- **EXERCISE BRIEF**: Copy every record below, exactly as written.

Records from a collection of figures
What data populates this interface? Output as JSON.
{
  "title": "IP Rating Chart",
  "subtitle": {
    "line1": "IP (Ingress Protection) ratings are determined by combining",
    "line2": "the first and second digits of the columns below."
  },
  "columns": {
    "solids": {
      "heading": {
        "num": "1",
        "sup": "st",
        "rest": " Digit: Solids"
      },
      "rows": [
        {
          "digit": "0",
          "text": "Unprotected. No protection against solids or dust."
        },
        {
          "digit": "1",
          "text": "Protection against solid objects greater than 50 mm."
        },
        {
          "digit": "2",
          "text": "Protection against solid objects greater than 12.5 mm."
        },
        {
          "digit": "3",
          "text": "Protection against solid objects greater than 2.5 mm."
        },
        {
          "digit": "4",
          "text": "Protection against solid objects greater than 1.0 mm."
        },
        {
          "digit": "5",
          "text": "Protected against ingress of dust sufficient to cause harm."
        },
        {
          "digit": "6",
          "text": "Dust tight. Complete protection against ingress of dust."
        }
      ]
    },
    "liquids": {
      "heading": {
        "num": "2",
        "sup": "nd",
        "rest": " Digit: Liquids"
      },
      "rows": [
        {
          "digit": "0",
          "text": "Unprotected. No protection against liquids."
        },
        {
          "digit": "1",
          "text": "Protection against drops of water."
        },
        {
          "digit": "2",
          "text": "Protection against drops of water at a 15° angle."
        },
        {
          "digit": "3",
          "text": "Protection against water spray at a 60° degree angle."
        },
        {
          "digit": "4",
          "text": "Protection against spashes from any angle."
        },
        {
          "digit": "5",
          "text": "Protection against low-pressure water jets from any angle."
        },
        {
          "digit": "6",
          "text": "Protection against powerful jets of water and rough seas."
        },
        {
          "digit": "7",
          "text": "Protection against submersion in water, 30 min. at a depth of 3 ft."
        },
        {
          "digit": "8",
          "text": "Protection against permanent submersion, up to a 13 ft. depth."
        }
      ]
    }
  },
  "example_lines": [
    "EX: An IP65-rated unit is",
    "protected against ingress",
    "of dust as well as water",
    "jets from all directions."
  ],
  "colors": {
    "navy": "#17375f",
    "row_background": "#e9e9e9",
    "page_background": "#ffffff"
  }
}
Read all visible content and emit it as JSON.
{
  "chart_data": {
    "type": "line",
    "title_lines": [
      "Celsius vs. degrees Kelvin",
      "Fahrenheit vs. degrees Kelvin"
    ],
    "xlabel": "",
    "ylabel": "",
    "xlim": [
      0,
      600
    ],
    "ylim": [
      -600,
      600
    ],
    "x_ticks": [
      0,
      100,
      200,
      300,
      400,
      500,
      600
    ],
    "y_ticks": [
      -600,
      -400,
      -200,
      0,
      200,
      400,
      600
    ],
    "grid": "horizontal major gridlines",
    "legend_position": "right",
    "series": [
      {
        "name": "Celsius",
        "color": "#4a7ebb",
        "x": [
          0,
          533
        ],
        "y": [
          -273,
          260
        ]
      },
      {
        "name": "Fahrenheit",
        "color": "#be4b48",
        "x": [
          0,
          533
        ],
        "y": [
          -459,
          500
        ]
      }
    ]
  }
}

- **EXPECTED OUTPUT**:
What data populates this interface? Output as JSON.
{
  "title": "IP Rating Chart",
  "subtitle": {
    "line1": "IP (Ingress Protection) ratings are determined by combining",
    "line2": "the first and second digits of the columns below."
  },
  "columns": {
    "solids": {
      "heading": {
        "num": "1",
        "sup": "st",
        "rest": " Digit: Solids"
      },
      "rows": [
        {
          "digit": "0",
          "text": "Unprotected. No protection against solids or dust."
        },
        {
          "digit": "1",
          "text": "Protection against solid objects greater than 50 mm."
        },
        {
          "digit": "2",
          "text": "Protection against solid objects greater than 12.5 mm."
        },
        {
          "digit": "3",
          "text": "Protection against solid objects greater than 2.5 mm."
        },
        {
          "digit": "4",
          "text": "Protection against solid objects greater than 1.0 mm."
        },
        {
          "digit": "5",
          "text": "Protected against ingress of dust sufficient to cause harm."
        },
        {
          "digit": "6",
          "text": "Dust tight. Complete protection against ingress of dust."
        }
      ]
    },
    "liquids": {
      "heading": {
        "num": "2",
        "sup": "nd",
        "rest": " Digit: Liquids"
      },
      "rows": [
        {
          "digit": "0",
          "text": "Unprotected. No protection against liquids."
        },
        {
          "digit": "1",
          "text": "Protection against drops of water."
        },
        {
          "digit": "2",
          "text": "Protection against drops of water at a 15° angle."
        },
        {
          "digit": "3",
          "text": "Protection against water spray at a 60° degree angle."
        },
        {
          "digit": "4",
          "text": "Protection against spashes from any angle."
        },
        {
          "digit": "5",
          "text": "Protection against low-pressure water jets from any angle."
        },
        {
          "digit": "6",
          "text": "Protection against powerful jets of water and rough seas."
        },
        {
          "digit": "7",
          "text": "Protection against submersion in water, 30 min. at a depth of 3 ft."
        },
        {
          "digit": "8",
          "text": "Protection against permanent submersion, up to a 13 ft. depth."
        }
      ]
    }
  },
  "example_lines": [
    "EX: An IP65-rated unit is",
    "protected against ingress",
    "of dust as well as water",
    "jets from all directions."
  ],
  "colors": {
    "navy": "#17375f",
    "row_background": "#e9e9e9",
    "page_background": "#ffffff"
  }
}
Read all visible content and emit it as JSON.
{
  "chart_data": {
    "type": "line",
    "title_lines": [
      "Celsius vs. degrees Kelvin",
      "Fahrenheit vs. degrees Kelvin"
    ],
    "xlabel": "",
    "ylabel": "",
    "xlim": [
      0,
      600
    ],
    "ylim": [
      -600,
      600
    ],
    "x_ticks": [
      0,
      100,
      200,
      300,
      400,
      500,
      600
    ],
    "y_ticks": [
      -600,
      -400,
      -200,
      0,
      200,
      400,
      600
    ],
    "grid": "horizontal major gridlines",
    "legend_position": "right",
    "series": [
      {
        "name": "Celsius",
        "color": "#4a7ebb",
        "x": [
          0,
          533
        ],
        "y": [
          -273,
          260
        ]
      },
      {
        "name": "Fahrenheit",
        "color": "#be4b48",
        "x": [
          0,
          533
        ],
        "y": [
          -459,
          500
        ]
      }
    ]
  }
}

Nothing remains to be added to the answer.